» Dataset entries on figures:
╭──
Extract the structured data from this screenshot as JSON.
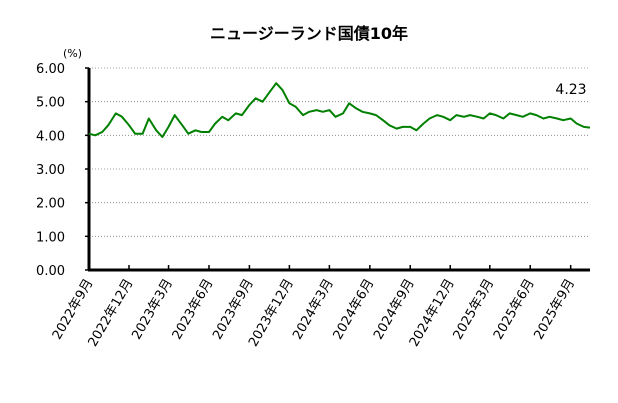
{
  "chart_data": {
    "type": "line",
    "title": "ニュージーランド国債10年",
    "ylabel": "(%)",
    "ylim": [
      0,
      6
    ],
    "yticks": [
      "0.00",
      "1.00",
      "2.00",
      "3.00",
      "4.00",
      "5.00",
      "6.00"
    ],
    "xticks": [
      "2022年9月",
      "2022年12月",
      "2023年3月",
      "2023年6月",
      "2023年9月",
      "2023年12月",
      "2024年3月",
      "2024年6月",
      "2024年9月",
      "2024年12月",
      "2025年3月",
      "2025年6月",
      "2025年9月"
    ],
    "grid": "horizontal-dotted",
    "last_value_label": "4.23",
    "series": [
      {
        "color": "#008000",
        "x": [
          "2022-09-01",
          "2022-09-15",
          "2022-10-01",
          "2022-10-15",
          "2022-11-01",
          "2022-11-15",
          "2022-12-01",
          "2022-12-15",
          "2023-01-01",
          "2023-01-15",
          "2023-02-01",
          "2023-02-15",
          "2023-03-01",
          "2023-03-15",
          "2023-04-01",
          "2023-04-15",
          "2023-05-01",
          "2023-05-15",
          "2023-06-01",
          "2023-06-15",
          "2023-07-01",
          "2023-07-15",
          "2023-08-01",
          "2023-08-15",
          "2023-09-01",
          "2023-09-15",
          "2023-10-01",
          "2023-10-15",
          "2023-11-01",
          "2023-11-15",
          "2023-12-01",
          "2023-12-15",
          "2024-01-01",
          "2024-01-15",
          "2024-02-01",
          "2024-02-15",
          "2024-03-01",
          "2024-03-15",
          "2024-04-01",
          "2024-04-15",
          "2024-05-01",
          "2024-05-15",
          "2024-06-01",
          "2024-06-15",
          "2024-07-01",
          "2024-07-15",
          "2024-08-01",
          "2024-08-15",
          "2024-09-01",
          "2024-09-15",
          "2024-10-01",
          "2024-10-15",
          "2024-11-01",
          "2024-11-15",
          "2024-12-01",
          "2024-12-15",
          "2025-01-01",
          "2025-01-15",
          "2025-02-01",
          "2025-02-15",
          "2025-03-01",
          "2025-03-15",
          "2025-04-01",
          "2025-04-15",
          "2025-05-01",
          "2025-05-15",
          "2025-06-01",
          "2025-06-15",
          "2025-07-01",
          "2025-07-15",
          "2025-08-01",
          "2025-08-15",
          "2025-09-01",
          "2025-09-15",
          "2025-10-01",
          "2025-10-15"
        ],
        "y": [
          4.05,
          4.0,
          4.1,
          4.3,
          4.65,
          4.55,
          4.3,
          4.05,
          4.05,
          4.5,
          4.15,
          3.95,
          4.25,
          4.6,
          4.3,
          4.05,
          4.15,
          4.1,
          4.1,
          4.35,
          4.55,
          4.45,
          4.65,
          4.6,
          4.9,
          5.1,
          5.0,
          5.25,
          5.55,
          5.35,
          4.95,
          4.85,
          4.6,
          4.7,
          4.75,
          4.7,
          4.75,
          4.55,
          4.65,
          4.95,
          4.8,
          4.7,
          4.65,
          4.6,
          4.45,
          4.3,
          4.2,
          4.25,
          4.25,
          4.15,
          4.35,
          4.5,
          4.6,
          4.55,
          4.45,
          4.6,
          4.55,
          4.6,
          4.55,
          4.5,
          4.65,
          4.6,
          4.5,
          4.65,
          4.6,
          4.55,
          4.65,
          4.6,
          4.5,
          4.55,
          4.5,
          4.45,
          4.5,
          4.35,
          4.25,
          4.23
        ]
      }
    ]
  }
}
╰──
» WHAT THE EXERCISE ASKS: Leave the pictures out and write out every entry exactly as given.

» CORRECT ANSWER:
Extract the structured data from this screenshot as JSON.
{
  "chart_data": {
    "type": "line",
    "title": "ニュージーランド国債10年",
    "ylabel": "(%)",
    "ylim": [
      0,
      6
    ],
    "yticks": [
      "0.00",
      "1.00",
      "2.00",
      "3.00",
      "4.00",
      "5.00",
      "6.00"
    ],
    "xticks": [
      "2022年9月",
      "2022年12月",
      "2023年3月",
      "2023年6月",
      "2023年9月",
      "2023年12月",
      "2024年3月",
      "2024年6月",
      "2024年9月",
      "2024年12月",
      "2025年3月",
      "2025年6月",
      "2025年9月"
    ],
    "grid": "horizontal-dotted",
    "last_value_label": "4.23",
    "series": [
      {
        "color": "#008000",
        "x": [
          "2022-09-01",
          "2022-09-15",
          "2022-10-01",
          "2022-10-15",
          "2022-11-01",
          "2022-11-15",
          "2022-12-01",
          "2022-12-15",
          "2023-01-01",
          "2023-01-15",
          "2023-02-01",
          "2023-02-15",
          "2023-03-01",
          "2023-03-15",
          "2023-04-01",
          "2023-04-15",
          "2023-05-01",
          "2023-05-15",
          "2023-06-01",
          "2023-06-15",
          "2023-07-01",
          "2023-07-15",
          "2023-08-01",
          "2023-08-15",
          "2023-09-01",
          "2023-09-15",
          "2023-10-01",
          "2023-10-15",
          "2023-11-01",
          "2023-11-15",
          "2023-12-01",
          "2023-12-15",
          "2024-01-01",
          "2024-01-15",
          "2024-02-01",
          "2024-02-15",
          "2024-03-01",
          "2024-03-15",
          "2024-04-01",
          "2024-04-15",
          "2024-05-01",
          "2024-05-15",
          "2024-06-01",
          "2024-06-15",
          "2024-07-01",
          "2024-07-15",
          "2024-08-01",
          "2024-08-15",
          "2024-09-01",
          "2024-09-15",
          "2024-10-01",
          "2024-10-15",
          "2024-11-01",
          "2024-11-15",
          "2024-12-01",
          "2024-12-15",
          "2025-01-01",
          "2025-01-15",
          "2025-02-01",
          "2025-02-15",
          "2025-03-01",
          "2025-03-15",
          "2025-04-01",
          "2025-04-15",
          "2025-05-01",
          "2025-05-15",
          "2025-06-01",
          "2025-06-15",
          "2025-07-01",
          "2025-07-15",
          "2025-08-01",
          "2025-08-15",
          "2025-09-01",
          "2025-09-15",
          "2025-10-01",
          "2025-10-15"
        ],
        "y": [
          4.05,
          4.0,
          4.1,
          4.3,
          4.65,
          4.55,
          4.3,
          4.05,
          4.05,
          4.5,
          4.15,
          3.95,
          4.25,
          4.6,
          4.3,
          4.05,
          4.15,
          4.1,
          4.1,
          4.35,
          4.55,
          4.45,
          4.65,
          4.6,
          4.9,
          5.1,
          5.0,
          5.25,
          5.55,
          5.35,
          4.95,
          4.85,
          4.6,
          4.7,
          4.75,
          4.7,
          4.75,
          4.55,
          4.65,
          4.95,
          4.8,
          4.7,
          4.65,
          4.6,
          4.45,
          4.3,
          4.2,
          4.25,
          4.25,
          4.15,
          4.35,
          4.5,
          4.6,
          4.55,
          4.45,
          4.6,
          4.55,
          4.6,
          4.55,
          4.5,
          4.65,
          4.6,
          4.5,
          4.65,
          4.6,
          4.55,
          4.65,
          4.6,
          4.5,
          4.55,
          4.5,
          4.45,
          4.5,
          4.35,
          4.25,
          4.23
        ]
      }
    ]
  }
}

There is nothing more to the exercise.